··· Data supplied
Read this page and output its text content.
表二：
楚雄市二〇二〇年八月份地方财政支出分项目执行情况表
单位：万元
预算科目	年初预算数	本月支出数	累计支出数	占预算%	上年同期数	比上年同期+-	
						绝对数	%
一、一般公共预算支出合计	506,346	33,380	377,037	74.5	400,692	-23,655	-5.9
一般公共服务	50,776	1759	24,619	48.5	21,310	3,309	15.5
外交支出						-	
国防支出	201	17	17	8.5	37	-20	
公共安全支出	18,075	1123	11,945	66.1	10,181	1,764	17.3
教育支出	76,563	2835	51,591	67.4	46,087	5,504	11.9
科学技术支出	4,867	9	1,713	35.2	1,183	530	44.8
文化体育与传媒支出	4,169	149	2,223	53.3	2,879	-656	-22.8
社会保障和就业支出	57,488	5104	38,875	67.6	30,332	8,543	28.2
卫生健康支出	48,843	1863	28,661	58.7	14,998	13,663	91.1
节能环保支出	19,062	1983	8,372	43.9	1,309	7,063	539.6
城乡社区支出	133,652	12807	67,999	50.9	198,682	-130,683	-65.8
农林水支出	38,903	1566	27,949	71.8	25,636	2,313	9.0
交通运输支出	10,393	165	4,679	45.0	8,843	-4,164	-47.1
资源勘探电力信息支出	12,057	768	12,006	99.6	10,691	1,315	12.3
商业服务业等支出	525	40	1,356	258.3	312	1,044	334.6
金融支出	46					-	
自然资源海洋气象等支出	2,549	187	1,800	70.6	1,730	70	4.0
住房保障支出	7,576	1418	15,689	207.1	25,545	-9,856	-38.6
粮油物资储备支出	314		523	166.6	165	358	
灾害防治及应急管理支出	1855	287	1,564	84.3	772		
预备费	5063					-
······
| Brief |
Reproduce the material above without altering a single character.

| Finished answer |
Read this page and output its text content.
表二：
楚雄市二〇二〇年八月份地方财政支出分项目执行情况表
单位：万元
预算科目	年初预算数	本月支出数	累计支出数	占预算%	上年同期数	比上年同期+-	
						绝对数	%
一、一般公共预算支出合计	506,346	33,380	377,037	74.5	400,692	-23,655	-5.9
一般公共服务	50,776	1759	24,619	48.5	21,310	3,309	15.5
外交支出						-	
国防支出	201	17	17	8.5	37	-20	
公共安全支出	18,075	1123	11,945	66.1	10,181	1,764	17.3
教育支出	76,563	2835	51,591	67.4	46,087	5,504	11.9
科学技术支出	4,867	9	1,713	35.2	1,183	530	44.8
文化体育与传媒支出	4,169	149	2,223	53.3	2,879	-656	-22.8
社会保障和就业支出	57,488	5104	38,875	67.6	30,332	8,543	28.2
卫生健康支出	48,843	1863	28,661	58.7	14,998	13,663	91.1
节能环保支出	19,062	1983	8,372	43.9	1,309	7,063	539.6
城乡社区支出	133,652	12807	67,999	50.9	198,682	-130,683	-65.8
农林水支出	38,903	1566	27,949	71.8	25,636	2,313	9.0
交通运输支出	10,393	165	4,679	45.0	8,843	-4,164	-47.1
资源勘探电力信息支出	12,057	768	12,006	99.6	10,691	1,315	12.3
商业服务业等支出	525	40	1,356	258.3	312	1,044	334.6
金融支出	46					-	
自然资源海洋气象等支出	2,549	187	1,800	70.6	1,730	70	4.0
住房保障支出	7,576	1418	15,689	207.1	25,545	-9,856	-38.6
粮油物资储备支出	314		523	166.6	165	358	
灾害防治及应急管理支出	1855	287	1,564	84.3	772		
预备费	5063					-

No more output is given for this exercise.